Selected extract:
----

The Circassian people were subjected to ethnic cleansing by the Russian military during the Caucasus War and mass exile to the Ottoman Empire. In the 1860s and the 1870s, the Ottoman government settled Circassians in territories of modern-day Turkey, Syria, Jordan, Lebanon, Israel, Iraq, Georgia, Bulgaria, Romania, Serbia, Kosovo, Greece, Cyprus, and North Macedonia. Most Circassian refugees in the Balkans had fled the region during the Russo-Ottoman War of 1877–78. However, Circassians have also lived outside the Caucasus region since the Middle Ages. They were particularly well represented in the Ottoman Empire and Egypt. Since the 1860s, Circassian activists repeatedly petitioned Russian imperial, Soviet, and Russian Federation governments for the right of mass return to their homeland.

===Turkey===

Turkey has the largest Adyghe population in the world; around half of all Circassians live in Turkey, mainly in the provinces of Samsun and Ordu (in Northern Turkey), Kahramanmaraş (in Southern Turkey), Kayseri (in Central Turkey), Bandırma, and Düzce (in Northwest Turkey), along the shores of the Black Sea; the region near the city of Ankara. All citizens of Turkey are considered Turks by the government, but it is estimated that approximately two million ethnic Circassians live in Turkey. The "Circassians" in question do not always speak the languages of their ancestors, and in some cases some of them may describe themselves as "only Turkish". The reason for this loss of identity is mostly due to Turkey's Government assimilation policies and marriages with non-Circassians. Circassians are regarded by historians to play a key role in the history of Turkey. Many of the Young Turks were of Circassian origin. Some of the exiles and their descendants gained high positions in the Ottoman Empire. Until the end of the First World War, many Circassians actively served in the army. In the period after the First World War, Circassians came to the fore in Anatolia as a group of advanced armament and organizational abilities as a result of the struggle they fought with the Russian troops until they came to the Ottoman lands. However, the situation of the Ottoman Empire after the war caused them to be caught between the different balances of power between Istanbul and Ankara and even become a striking force. For this period, it is not possible to say that Circassians all acted together as in many other groups in Anatolia. The Turkish government removed 14 Circassian villages from Gönen and Manyas regions in December 1922, May and June 1923, without separating women and children, and drove them to different places in Anatolia from Konya to Sivas and Bitlis. This incident had a great impact on the assimilation of Circassians. After 1923, Circassians were restricted by policies such as the prohibition of Circassian language, changing village names, and surname law. Circassians were seen by the Turkish government as a group that inevitably had to be assimilated.

----

(Records from a data source)
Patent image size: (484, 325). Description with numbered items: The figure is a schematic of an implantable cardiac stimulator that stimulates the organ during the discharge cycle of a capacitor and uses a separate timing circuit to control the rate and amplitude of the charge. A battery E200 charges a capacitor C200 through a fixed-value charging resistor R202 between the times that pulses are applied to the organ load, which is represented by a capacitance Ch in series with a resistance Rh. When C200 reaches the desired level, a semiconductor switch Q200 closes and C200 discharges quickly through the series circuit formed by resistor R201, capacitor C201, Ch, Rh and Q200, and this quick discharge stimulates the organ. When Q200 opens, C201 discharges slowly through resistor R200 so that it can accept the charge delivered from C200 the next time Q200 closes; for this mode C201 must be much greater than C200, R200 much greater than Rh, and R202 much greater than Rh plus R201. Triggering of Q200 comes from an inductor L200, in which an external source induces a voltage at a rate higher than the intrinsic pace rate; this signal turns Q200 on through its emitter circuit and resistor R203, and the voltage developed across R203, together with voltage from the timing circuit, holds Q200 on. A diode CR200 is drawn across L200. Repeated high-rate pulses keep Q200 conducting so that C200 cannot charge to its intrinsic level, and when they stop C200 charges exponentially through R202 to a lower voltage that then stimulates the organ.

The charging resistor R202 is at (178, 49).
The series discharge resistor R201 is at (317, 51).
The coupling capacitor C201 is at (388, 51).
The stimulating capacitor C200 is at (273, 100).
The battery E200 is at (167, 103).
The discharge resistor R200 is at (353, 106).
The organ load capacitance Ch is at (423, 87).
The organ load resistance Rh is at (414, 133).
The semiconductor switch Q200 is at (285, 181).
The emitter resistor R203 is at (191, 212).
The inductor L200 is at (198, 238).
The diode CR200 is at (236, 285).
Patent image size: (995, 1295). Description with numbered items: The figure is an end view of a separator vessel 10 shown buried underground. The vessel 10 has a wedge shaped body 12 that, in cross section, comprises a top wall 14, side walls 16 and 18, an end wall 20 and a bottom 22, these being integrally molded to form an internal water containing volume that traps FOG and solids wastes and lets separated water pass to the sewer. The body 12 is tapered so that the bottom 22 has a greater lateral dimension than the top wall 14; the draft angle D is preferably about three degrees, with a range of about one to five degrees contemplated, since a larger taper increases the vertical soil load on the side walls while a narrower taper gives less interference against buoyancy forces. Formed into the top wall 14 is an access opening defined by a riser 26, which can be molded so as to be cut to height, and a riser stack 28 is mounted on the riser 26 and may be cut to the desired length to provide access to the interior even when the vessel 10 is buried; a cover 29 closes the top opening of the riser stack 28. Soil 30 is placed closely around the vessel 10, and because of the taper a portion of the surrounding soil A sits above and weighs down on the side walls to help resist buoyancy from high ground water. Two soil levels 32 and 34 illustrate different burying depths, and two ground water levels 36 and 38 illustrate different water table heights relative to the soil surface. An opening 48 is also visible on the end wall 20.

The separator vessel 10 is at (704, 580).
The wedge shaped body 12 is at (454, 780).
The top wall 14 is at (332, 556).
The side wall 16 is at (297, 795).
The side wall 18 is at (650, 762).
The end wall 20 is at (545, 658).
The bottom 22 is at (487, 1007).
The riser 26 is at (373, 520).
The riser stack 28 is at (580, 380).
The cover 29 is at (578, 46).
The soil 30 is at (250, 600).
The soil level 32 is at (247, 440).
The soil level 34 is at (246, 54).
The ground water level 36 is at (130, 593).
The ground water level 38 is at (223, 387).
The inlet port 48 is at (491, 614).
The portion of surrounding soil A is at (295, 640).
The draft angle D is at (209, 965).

----

Tasks:
1: Answer these questions from the text on Circassians:
(a) In which decades did the Ottoman government settle Circassians in territories of modern-day Turkey and other countries?
(b) Which country has the largest Adyghe population in the world?
(c) How many Circassian villages did the Turkish government remove from the Gönen and Manyas regions?
2: Repeat word for word the part of the text on Circassians from "The Circassian people" to "to their homeland.".
3: Based on the text on Circassians, answer yes or no to each statement and quote the words that decide it:
(a) Circassians have lived outside the Caucasus region only since the 1860s.
(b) Many of the Young Turks were of Circassian origin.
(c) After 1923, the Circassian language was prohibited.
These rows come from a separate source.

Answers below:
1:
(a) The 1860s and the 1870s.
(b) Turkey.
(c) 14.

2:
The Circassian people were subjected to ethnic cleansing by the Russian military during the Caucasus War and mass exile to the Ottoman Empire. In the 1860s and the 1870s, the Ottoman government settled Circassians in territories of modern-day Turkey, Syria, Jordan, Lebanon, Israel, Iraq, Georgia, Bulgaria, Romania, Serbia, Kosovo, Greece, Cyprus, and North Macedonia. Most Circassian refugees in the Balkans had fled the region during the Russo-Ottoman War of 1877–78. However, Circassians have also lived outside the Caucasus region since the Middle Ages. They were particularly well represented in the Ottoman Empire and Egypt. Since the 1860s, Circassian activists repeatedly petitioned Russian imperial, Soviet, and Russian Federation governments for the right of mass return to their homeland.

3:
(a) No: "However, Circassians have also lived outside the Caucasus region since the Middle Ages."
(b) Yes: "Many of the Young Turks were of Circassian origin."
(c) Yes: "After 1923, Circassians were restricted by policies such as the prohibition of Circassian language"